## DIRECTION
Find every line with the word "zich". Copy those lines.

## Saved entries
------------
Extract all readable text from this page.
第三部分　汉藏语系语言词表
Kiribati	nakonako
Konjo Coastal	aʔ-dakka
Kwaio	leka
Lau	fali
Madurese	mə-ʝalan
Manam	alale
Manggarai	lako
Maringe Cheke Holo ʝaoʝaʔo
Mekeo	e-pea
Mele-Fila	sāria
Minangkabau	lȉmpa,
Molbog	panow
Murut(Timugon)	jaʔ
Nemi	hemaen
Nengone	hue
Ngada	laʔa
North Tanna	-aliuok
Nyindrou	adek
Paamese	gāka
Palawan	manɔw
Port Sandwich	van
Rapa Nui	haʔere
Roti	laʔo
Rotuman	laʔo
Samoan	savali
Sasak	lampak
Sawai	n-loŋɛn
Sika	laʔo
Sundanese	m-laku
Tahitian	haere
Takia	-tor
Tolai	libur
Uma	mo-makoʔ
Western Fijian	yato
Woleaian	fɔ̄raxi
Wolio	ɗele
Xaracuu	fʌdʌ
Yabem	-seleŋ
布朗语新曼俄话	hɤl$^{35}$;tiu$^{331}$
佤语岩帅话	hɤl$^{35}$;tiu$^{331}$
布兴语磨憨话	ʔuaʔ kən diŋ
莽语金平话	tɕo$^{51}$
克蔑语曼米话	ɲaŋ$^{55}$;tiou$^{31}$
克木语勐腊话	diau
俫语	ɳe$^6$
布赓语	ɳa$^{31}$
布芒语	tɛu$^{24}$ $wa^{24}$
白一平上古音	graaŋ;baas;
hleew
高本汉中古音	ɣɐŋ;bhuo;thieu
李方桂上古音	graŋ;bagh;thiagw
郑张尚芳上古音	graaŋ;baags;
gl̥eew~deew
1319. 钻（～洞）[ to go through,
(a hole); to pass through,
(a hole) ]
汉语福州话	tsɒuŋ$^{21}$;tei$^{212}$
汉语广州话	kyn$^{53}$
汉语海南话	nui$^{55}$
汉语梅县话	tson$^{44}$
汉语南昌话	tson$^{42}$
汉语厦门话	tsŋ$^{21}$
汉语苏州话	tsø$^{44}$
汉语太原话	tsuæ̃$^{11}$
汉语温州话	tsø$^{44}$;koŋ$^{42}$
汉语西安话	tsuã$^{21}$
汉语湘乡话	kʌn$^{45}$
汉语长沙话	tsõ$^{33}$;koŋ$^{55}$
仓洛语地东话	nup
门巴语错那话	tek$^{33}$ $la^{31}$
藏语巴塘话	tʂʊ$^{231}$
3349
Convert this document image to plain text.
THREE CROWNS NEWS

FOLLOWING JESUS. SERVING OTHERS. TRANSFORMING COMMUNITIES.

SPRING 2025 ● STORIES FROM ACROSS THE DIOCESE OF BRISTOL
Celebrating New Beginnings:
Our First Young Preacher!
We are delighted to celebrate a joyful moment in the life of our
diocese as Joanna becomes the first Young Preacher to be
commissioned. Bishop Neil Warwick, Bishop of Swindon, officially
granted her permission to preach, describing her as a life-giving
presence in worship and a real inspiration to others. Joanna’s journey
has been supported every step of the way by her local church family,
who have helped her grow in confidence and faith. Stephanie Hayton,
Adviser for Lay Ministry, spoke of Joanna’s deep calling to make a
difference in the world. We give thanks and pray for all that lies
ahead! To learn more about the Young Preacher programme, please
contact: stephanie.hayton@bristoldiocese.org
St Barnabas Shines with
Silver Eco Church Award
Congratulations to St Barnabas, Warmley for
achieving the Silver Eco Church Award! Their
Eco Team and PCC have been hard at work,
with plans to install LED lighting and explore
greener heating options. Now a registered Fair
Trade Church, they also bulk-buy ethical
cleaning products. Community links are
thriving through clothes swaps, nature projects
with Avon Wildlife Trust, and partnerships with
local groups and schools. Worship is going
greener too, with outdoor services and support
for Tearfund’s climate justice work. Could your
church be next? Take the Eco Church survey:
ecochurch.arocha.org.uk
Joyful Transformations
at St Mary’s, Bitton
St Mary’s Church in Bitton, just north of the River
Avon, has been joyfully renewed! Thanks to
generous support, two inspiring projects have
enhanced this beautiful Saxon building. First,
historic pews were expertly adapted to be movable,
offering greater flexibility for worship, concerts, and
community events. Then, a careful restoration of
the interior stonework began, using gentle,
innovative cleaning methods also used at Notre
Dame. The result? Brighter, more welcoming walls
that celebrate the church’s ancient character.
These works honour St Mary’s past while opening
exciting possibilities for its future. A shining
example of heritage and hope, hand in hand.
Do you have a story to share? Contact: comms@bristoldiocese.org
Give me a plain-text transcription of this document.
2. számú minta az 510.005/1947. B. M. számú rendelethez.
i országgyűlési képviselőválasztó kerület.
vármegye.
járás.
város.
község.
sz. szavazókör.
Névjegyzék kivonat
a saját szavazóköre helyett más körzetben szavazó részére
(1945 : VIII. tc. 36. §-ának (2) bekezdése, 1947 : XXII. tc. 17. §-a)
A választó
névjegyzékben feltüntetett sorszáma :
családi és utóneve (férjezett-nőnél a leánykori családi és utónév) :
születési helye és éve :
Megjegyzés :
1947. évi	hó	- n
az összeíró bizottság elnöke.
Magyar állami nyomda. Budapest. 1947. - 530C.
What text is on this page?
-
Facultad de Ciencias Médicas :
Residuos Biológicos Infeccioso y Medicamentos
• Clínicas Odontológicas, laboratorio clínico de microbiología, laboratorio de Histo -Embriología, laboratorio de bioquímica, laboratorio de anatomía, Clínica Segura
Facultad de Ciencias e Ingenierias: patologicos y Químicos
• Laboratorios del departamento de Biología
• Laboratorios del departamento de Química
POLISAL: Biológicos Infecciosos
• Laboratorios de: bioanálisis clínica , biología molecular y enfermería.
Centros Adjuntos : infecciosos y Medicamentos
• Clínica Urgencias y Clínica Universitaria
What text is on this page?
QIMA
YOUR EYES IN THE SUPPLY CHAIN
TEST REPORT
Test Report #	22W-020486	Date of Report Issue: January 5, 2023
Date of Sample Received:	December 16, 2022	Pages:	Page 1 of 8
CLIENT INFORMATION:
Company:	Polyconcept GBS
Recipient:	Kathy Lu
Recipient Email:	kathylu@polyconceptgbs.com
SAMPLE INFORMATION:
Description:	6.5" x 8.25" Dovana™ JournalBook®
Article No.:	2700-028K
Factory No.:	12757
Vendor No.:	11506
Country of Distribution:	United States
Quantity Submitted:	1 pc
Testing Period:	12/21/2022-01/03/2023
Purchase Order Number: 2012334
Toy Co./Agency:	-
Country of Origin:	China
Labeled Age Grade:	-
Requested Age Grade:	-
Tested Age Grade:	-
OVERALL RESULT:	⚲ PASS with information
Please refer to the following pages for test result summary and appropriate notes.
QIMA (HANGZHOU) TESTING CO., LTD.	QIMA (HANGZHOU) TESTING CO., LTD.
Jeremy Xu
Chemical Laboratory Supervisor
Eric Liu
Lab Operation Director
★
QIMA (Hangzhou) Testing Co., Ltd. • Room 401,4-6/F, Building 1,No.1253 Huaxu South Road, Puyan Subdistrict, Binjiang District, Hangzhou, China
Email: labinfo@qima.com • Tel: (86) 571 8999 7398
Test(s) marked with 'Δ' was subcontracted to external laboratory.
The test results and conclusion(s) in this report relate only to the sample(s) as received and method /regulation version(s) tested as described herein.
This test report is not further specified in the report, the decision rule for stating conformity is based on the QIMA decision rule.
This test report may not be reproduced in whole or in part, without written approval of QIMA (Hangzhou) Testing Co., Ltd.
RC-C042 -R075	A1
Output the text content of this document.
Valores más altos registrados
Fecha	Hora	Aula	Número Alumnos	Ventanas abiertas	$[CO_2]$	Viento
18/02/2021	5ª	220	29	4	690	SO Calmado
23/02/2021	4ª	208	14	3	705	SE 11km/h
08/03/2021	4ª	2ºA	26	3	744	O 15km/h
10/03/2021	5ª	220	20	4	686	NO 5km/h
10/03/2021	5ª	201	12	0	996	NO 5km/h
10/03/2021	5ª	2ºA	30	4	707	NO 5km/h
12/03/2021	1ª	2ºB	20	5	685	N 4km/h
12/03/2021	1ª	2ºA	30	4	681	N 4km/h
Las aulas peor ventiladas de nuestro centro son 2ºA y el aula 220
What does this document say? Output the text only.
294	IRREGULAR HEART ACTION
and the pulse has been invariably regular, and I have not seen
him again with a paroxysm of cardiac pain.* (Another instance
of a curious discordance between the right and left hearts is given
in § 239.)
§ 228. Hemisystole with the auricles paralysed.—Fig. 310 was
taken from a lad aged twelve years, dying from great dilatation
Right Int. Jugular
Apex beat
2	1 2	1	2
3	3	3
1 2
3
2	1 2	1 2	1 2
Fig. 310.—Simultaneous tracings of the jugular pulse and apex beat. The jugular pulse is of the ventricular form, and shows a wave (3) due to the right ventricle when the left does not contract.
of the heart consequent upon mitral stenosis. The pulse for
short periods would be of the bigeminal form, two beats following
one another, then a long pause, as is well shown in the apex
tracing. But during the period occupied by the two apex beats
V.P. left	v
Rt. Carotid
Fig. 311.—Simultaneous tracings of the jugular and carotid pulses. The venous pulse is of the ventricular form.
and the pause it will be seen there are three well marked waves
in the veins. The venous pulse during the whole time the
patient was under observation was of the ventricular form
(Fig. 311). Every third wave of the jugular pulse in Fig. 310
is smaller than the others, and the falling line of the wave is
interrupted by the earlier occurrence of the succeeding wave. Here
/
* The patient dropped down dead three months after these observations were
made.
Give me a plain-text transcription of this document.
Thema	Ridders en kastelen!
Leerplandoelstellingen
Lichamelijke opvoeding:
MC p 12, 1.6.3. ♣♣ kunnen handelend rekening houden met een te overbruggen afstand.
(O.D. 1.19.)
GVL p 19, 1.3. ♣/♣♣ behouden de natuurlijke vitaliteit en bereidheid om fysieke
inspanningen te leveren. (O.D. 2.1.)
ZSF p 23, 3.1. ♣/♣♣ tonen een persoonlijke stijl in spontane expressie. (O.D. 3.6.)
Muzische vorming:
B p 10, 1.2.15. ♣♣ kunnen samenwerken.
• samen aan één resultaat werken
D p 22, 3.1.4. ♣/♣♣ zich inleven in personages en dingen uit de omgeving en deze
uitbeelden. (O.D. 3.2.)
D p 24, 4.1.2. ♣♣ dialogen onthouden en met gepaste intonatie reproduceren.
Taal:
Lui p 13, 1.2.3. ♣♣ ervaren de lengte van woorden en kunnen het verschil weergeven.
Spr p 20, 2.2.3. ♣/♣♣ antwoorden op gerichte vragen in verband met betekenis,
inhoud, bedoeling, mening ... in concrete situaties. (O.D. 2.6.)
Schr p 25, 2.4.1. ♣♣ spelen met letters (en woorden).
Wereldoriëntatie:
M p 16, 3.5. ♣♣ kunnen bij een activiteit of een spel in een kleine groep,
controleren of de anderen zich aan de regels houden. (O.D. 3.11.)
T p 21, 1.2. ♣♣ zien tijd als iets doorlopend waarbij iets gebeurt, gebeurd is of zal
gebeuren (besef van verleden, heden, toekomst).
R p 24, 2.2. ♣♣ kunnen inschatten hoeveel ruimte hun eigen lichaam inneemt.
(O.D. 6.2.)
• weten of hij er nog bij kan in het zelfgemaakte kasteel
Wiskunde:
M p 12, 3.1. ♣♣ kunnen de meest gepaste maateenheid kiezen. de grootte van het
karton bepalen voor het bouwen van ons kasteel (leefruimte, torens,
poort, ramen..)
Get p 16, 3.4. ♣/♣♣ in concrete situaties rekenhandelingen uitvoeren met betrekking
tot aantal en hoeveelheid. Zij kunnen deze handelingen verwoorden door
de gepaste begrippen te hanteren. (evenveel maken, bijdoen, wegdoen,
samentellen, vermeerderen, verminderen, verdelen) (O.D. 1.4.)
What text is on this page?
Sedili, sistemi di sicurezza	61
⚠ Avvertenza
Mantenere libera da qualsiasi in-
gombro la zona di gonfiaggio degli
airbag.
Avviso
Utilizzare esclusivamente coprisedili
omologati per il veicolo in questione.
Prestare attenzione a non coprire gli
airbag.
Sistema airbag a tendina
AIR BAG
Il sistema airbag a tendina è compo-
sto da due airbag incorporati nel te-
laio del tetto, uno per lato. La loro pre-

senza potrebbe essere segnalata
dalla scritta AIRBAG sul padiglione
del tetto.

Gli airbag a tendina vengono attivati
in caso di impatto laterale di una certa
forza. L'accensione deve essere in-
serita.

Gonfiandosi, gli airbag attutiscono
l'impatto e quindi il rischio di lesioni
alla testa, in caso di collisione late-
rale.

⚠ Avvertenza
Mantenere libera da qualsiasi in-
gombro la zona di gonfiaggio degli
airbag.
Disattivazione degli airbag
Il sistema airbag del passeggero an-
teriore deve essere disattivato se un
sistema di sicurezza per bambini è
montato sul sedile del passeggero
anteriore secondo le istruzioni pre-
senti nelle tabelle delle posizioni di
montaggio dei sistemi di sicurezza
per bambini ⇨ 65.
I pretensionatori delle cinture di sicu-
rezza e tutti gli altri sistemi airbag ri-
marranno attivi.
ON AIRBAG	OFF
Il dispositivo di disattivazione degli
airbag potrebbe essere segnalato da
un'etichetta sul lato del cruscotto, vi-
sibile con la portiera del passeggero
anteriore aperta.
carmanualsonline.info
------------
## EXERCISE SOLUTION
D p 22, 3.1.4. ♣/♣♣ zich inleven in personages en dingen uit de omgeving en deze
controleren of de anderen zich aan de regels houden. (O.D. 3.11.)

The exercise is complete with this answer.